_Your task_
Give the data a second time, exactly and in full.
Excerpted data start
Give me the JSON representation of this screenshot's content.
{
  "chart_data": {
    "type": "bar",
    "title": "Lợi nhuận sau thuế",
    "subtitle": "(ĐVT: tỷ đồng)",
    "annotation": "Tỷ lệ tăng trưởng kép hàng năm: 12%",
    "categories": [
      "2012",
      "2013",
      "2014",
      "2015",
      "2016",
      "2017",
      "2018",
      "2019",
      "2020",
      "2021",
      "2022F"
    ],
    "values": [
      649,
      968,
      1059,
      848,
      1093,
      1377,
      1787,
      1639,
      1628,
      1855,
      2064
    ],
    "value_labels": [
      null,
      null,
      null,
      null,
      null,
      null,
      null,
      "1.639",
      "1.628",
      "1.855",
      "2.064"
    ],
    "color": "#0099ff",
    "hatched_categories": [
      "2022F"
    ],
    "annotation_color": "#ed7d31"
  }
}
Excerpted data end
_Solution to this problem_
Give me the JSON representation of this screenshot's content.
{
  "chart_data": {
    "type": "bar",
    "title": "Lợi nhuận sau thuế",
    "subtitle": "(ĐVT: tỷ đồng)",
    "annotation": "Tỷ lệ tăng trưởng kép hàng năm: 12%",
    "categories": [
      "2012",
      "2013",
      "2014",
      "2015",
      "2016",
      "2017",
      "2018",
      "2019",
      "2020",
      "2021",
      "2022F"
    ],
    "values": [
      649,
      968,
      1059,
      848,
      1093,
      1377,
      1787,
      1639,
      1628,
      1855,
      2064
    ],
    "value_labels": [
      null,
      null,
      null,
      null,
      null,
      null,
      null,
      "1.639",
      "1.628",
      "1.855",
      "2.064"
    ],
    "color": "#0099ff",
    "hatched_categories": [
      "2022F"
    ],
    "annotation_color": "#ed7d31"
  }
}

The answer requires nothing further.